#### [PROBLEM]
Reproduce the records below exactly, leaving out any pictures.

#### [DATASET EXCERPTS]
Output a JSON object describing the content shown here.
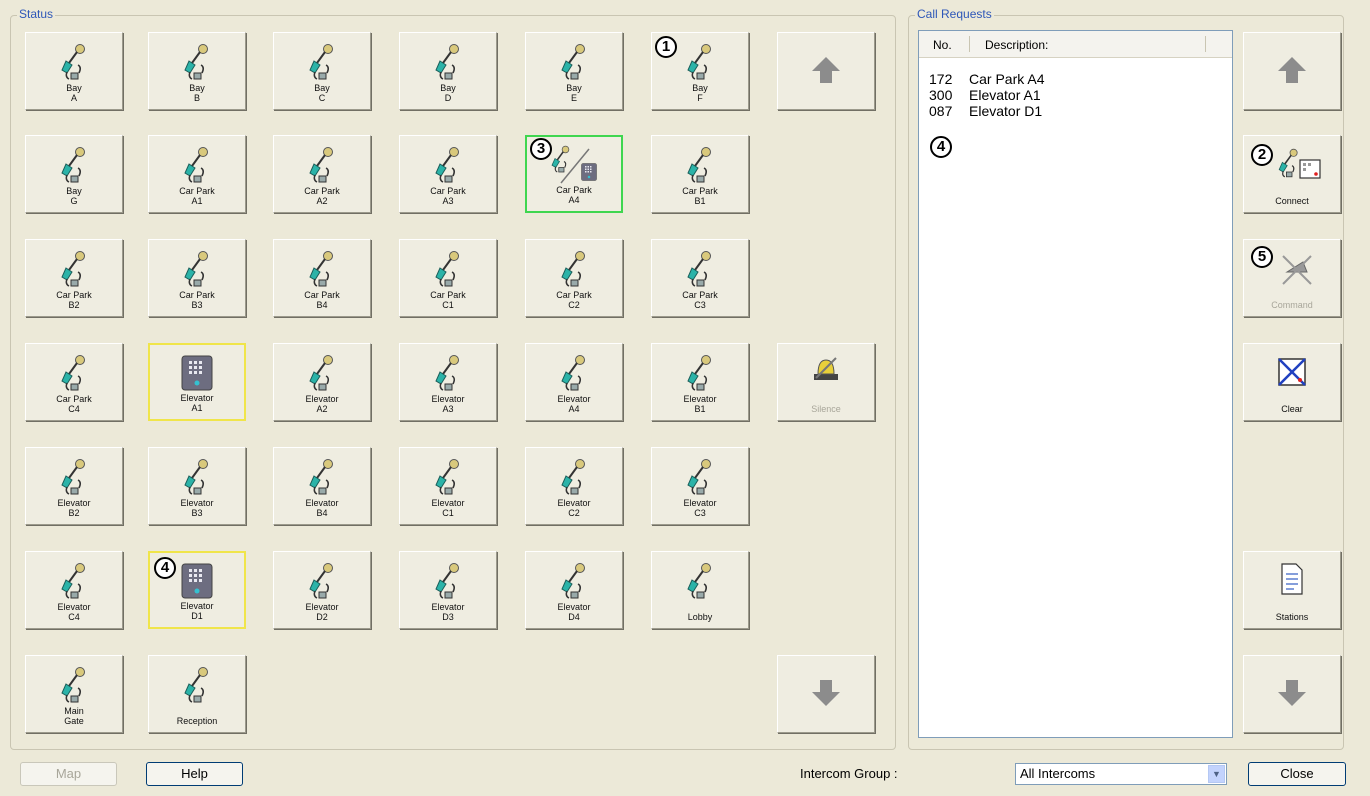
{
  "status": {
    "title": "Status",
    "tiles": [
      {
        "label": "Bay\nA"
      },
      {
        "label": "Bay\nB"
      },
      {
        "label": "Bay\nC"
      },
      {
        "label": "Bay\nD"
      },
      {
        "label": "Bay\nE"
      },
      {
        "label": "Bay\nF"
      },
      {
        "label": "Bay\nG"
      },
      {
        "label": "Car Park\nA1"
      },
      {
        "label": "Car Park\nA2"
      },
      {
        "label": "Car Park\nA3"
      },
      {
        "label": "Car Park\nA4"
      },
      {
        "label": "Car Park\nB1"
      },
      {
        "label": "Car Park\nB2"
      },
      {
        "label": "Car Park\nB3"
      },
      {
        "label": "Car Park\nB4"
      },
      {
        "label": "Car Park\nC1"
      },
      {
        "label": "Car Park\nC2"
      },
      {
        "label": "Car Park\nC3"
      },
      {
        "label": "Car Park\nC4"
      },
      {
        "label": "Elevator\nA1"
      },
      {
        "label": "Elevator\nA2"
      },
      {
        "label": "Elevator\nA3"
      },
      {
        "label": "Elevator\nA4"
      },
      {
        "label": "Elevator\nB1"
      },
      {
        "label": "Elevator\nB2"
      },
      {
        "label": "Elevator\nB3"
      },
      {
        "label": "Elevator\nB4"
      },
      {
        "label": "Elevator\nC1"
      },
      {
        "label": "Elevator\nC2"
      },
      {
        "label": "Elevator\nC3"
      },
      {
        "label": "Elevator\nC4"
      },
      {
        "label": "Elevator\nD1"
      },
      {
        "label": "Elevator\nD2"
      },
      {
        "label": "Elevator\nD3"
      },
      {
        "label": "Elevator\nD4"
      },
      {
        "label": "Lobby"
      },
      {
        "label": "Main\nGate"
      },
      {
        "label": "Reception"
      }
    ],
    "silence_label": "Silence",
    "scroll_up_icon": "arrow-up-icon",
    "scroll_down_icon": "arrow-down-icon"
  },
  "call_requests": {
    "title": "Call Requests",
    "columns": {
      "no": "No.",
      "description": "Description:"
    },
    "rows": [
      {
        "no": "172",
        "description": "Car Park A4"
      },
      {
        "no": "300",
        "description": "Elevator A1"
      },
      {
        "no": "087",
        "description": "Elevator D1"
      }
    ],
    "buttons": {
      "connect": "Connect",
      "command": "Command",
      "clear": "Clear",
      "stations": "Stations"
    }
  },
  "callouts": {
    "one": "1",
    "two": "2",
    "three": "3",
    "four_tile": "4",
    "four_list": "4",
    "five": "5"
  },
  "footer": {
    "map": "Map",
    "help": "Help",
    "intercom_group_label": "Intercom Group :",
    "intercom_group_value": "All Intercoms",
    "close": "Close"
  },
  "colors": {
    "background": "#ece9d8",
    "legend_blue": "#2e57b8",
    "selected_yellow": "#f0e54a",
    "selected_green": "#3fd64f"
  }
}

#### [WORKED ANSWER]
Output a JSON object describing the content shown here.
{
  "status": {
    "title": "Status",
    "tiles": [
      {
        "label": "Bay\nA"
      },
      {
        "label": "Bay\nB"
      },
      {
        "label": "Bay\nC"
      },
      {
        "label": "Bay\nD"
      },
      {
        "label": "Bay\nE"
      },
      {
        "label": "Bay\nF"
      },
      {
        "label": "Bay\nG"
      },
      {
        "label": "Car Park\nA1"
      },
      {
        "label": "Car Park\nA2"
      },
      {
        "label": "Car Park\nA3"
      },
      {
        "label": "Car Park\nA4"
      },
      {
        "label": "Car Park\nB1"
      },
      {
        "label": "Car Park\nB2"
      },
      {
        "label": "Car Park\nB3"
      },
      {
        "label": "Car Park\nB4"
      },
      {
        "label": "Car Park\nC1"
      },
      {
        "label": "Car Park\nC2"
      },
      {
        "label": "Car Park\nC3"
      },
      {
        "label": "Car Park\nC4"
      },
      {
        "label": "Elevator\nA1"
      },
      {
        "label": "Elevator\nA2"
      },
      {
        "label": "Elevator\nA3"
      },
      {
        "label": "Elevator\nA4"
      },
      {
        "label": "Elevator\nB1"
      },
      {
        "label": "Elevator\nB2"
      },
      {
        "label": "Elevator\nB3"
      },
      {
        "label": "Elevator\nB4"
      },
      {
        "label": "Elevator\nC1"
      },
      {
        "label": "Elevator\nC2"
      },
      {
        "label": "Elevator\nC3"
      },
      {
        "label": "Elevator\nC4"
      },
      {
        "label": "Elevator\nD1"
      },
      {
        "label": "Elevator\nD2"
      },
      {
        "label": "Elevator\nD3"
      },
      {
        "label": "Elevator\nD4"
      },
      {
        "label": "Lobby"
      },
      {
        "label": "Main\nGate"
      },
      {
        "label": "Reception"
      }
    ],
    "silence_label": "Silence",
    "scroll_up_icon": "arrow-up-icon",
    "scroll_down_icon": "arrow-down-icon"
  },
  "call_requests": {
    "title": "Call Requests",
    "columns": {
      "no": "No.",
      "description": "Description:"
    },
    "rows": [
      {
        "no": "172",
        "description": "Car Park A4"
      },
      {
        "no": "300",
        "description": "Elevator A1"
      },
      {
        "no": "087",
        "description": "Elevator D1"
      }
    ],
    "buttons": {
      "connect": "Connect",
      "command": "Command",
      "clear": "Clear",
      "stations": "Stations"
    }
  },
  "callouts": {
    "one": "1",
    "two": "2",
    "three": "3",
    "four_tile": "4",
    "four_list": "4",
    "five": "5"
  },
  "footer": {
    "map": "Map",
    "help": "Help",
    "intercom_group_label": "Intercom Group :",
    "intercom_group_value": "All Intercoms",
    "close": "Close"
  },
  "colors": {
    "background": "#ece9d8",
    "legend_blue": "#2e57b8",
    "selected_yellow": "#f0e54a",
    "selected_green": "#3fd64f"
  }
}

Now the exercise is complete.